### Task statement
Select lines where the word "title" appears.

Dataset excerpts

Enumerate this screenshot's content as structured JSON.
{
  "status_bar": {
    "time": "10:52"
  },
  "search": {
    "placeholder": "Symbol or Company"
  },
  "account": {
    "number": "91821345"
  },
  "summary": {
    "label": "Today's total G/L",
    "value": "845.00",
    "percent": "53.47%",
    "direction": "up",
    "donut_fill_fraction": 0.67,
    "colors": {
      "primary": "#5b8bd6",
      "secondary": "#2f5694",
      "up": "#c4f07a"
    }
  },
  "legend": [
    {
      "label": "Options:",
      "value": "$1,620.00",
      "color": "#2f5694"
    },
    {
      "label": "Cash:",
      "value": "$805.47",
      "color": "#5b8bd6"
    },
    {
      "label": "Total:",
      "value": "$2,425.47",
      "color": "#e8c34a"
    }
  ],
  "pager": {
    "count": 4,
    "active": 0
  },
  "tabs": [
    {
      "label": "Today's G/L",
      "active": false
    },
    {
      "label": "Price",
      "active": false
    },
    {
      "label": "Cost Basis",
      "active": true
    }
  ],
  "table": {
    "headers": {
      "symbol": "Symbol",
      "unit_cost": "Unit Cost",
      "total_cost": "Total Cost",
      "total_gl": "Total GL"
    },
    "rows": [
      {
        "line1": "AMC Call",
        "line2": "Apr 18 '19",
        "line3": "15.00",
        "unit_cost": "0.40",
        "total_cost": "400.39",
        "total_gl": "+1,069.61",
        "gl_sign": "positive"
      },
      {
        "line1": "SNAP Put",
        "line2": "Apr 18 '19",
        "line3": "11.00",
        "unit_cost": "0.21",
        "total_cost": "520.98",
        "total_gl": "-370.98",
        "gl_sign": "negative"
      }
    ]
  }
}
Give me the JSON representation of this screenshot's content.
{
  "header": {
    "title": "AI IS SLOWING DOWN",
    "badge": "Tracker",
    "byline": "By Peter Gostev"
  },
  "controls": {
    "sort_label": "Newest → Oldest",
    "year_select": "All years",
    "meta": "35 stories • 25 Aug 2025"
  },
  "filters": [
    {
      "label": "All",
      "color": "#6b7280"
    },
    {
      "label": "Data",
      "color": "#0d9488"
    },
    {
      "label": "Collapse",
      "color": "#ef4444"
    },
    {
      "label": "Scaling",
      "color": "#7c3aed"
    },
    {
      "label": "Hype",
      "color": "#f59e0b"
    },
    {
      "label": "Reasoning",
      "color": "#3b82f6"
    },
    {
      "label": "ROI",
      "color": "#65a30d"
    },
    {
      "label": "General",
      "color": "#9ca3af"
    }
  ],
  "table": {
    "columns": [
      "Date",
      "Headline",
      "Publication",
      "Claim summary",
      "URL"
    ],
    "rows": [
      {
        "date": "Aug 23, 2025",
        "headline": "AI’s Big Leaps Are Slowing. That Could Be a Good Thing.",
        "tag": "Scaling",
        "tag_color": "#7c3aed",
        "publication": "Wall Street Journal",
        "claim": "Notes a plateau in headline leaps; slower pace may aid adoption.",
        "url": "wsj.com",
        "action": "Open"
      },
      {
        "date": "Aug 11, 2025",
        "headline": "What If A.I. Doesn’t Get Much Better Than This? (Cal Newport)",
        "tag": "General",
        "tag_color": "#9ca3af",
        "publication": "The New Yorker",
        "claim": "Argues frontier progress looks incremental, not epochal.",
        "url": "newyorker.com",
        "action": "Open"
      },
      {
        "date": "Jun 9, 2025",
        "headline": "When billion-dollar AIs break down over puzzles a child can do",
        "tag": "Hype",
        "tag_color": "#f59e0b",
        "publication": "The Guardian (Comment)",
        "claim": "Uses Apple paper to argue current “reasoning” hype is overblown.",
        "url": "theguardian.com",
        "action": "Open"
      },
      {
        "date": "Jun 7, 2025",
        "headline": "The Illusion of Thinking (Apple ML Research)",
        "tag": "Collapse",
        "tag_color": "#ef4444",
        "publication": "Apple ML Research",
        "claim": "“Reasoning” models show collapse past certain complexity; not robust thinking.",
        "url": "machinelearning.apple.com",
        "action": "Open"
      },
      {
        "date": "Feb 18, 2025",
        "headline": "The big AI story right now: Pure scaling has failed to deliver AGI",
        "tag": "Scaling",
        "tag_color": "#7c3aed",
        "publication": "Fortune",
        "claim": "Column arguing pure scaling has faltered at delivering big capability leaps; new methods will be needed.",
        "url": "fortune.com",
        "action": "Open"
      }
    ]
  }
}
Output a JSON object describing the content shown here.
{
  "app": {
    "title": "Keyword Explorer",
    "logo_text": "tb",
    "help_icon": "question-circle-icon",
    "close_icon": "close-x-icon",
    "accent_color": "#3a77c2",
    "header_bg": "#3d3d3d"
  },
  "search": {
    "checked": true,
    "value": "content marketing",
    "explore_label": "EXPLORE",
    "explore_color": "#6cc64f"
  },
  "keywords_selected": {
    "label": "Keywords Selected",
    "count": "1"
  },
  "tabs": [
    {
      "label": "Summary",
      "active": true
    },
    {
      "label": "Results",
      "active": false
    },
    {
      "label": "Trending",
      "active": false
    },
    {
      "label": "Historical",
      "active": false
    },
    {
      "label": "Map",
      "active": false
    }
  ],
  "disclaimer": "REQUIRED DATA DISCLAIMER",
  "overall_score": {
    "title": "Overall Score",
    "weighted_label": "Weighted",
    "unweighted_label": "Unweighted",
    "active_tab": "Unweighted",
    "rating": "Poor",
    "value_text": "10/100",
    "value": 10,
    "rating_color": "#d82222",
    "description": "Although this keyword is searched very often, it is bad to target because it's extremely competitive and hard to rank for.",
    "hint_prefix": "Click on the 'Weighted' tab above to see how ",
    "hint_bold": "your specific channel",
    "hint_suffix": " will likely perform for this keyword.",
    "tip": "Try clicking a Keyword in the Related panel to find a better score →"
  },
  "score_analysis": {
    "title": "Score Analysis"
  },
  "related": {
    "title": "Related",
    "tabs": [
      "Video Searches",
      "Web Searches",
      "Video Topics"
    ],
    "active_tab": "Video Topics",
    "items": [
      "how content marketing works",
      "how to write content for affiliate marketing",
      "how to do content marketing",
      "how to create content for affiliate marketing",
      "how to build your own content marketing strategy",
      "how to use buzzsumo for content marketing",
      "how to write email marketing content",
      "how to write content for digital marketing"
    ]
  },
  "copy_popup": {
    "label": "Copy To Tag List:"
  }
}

### Exercise response
    "title": "AI IS SLOWING DOWN",
    "title": "Keyword Explorer",
    "title": "Overall Score",
    "title": "Score Analysis"
    "title": "Related",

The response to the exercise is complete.